Work instructions
Output the records exactly. Include every line.

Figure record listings
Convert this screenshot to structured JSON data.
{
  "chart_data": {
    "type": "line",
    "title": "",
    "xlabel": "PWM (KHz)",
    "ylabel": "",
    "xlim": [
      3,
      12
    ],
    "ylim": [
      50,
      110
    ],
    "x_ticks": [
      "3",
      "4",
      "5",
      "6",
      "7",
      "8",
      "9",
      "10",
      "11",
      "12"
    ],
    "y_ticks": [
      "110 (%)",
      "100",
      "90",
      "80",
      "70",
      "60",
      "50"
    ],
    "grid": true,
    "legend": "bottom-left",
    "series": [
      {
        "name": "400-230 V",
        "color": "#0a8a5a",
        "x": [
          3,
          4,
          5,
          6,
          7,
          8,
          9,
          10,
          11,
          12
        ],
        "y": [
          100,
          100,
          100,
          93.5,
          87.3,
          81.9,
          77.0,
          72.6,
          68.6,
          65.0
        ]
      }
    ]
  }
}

Reply
Convert this screenshot to structured JSON data.
{
  "chart_data": {
    "type": "line",
    "title": "",
    "xlabel": "PWM (KHz)",
    "ylabel": "",
    "xlim": [
      3,
      12
    ],
    "ylim": [
      50,
      110
    ],
    "x_ticks": [
      "3",
      "4",
      "5",
      "6",
      "7",
      "8",
      "9",
      "10",
      "11",
      "12"
    ],
    "y_ticks": [
      "110 (%)",
      "100",
      "90",
      "80",
      "70",
      "60",
      "50"
    ],
    "grid": true,
    "legend": "bottom-left",
    "series": [
      {
        "name": "400-230 V",
        "color": "#0a8a5a",
        "x": [
          3,
          4,
          5,
          6,
          7,
          8,
          9,
          10,
          11,
          12
        ],
        "y": [
          100,
          100,
          100,
          93.5,
          87.3,
          81.9,
          77.0,
          72.6,
          68.6,
          65.0
        ]
      }
    ]
  }
}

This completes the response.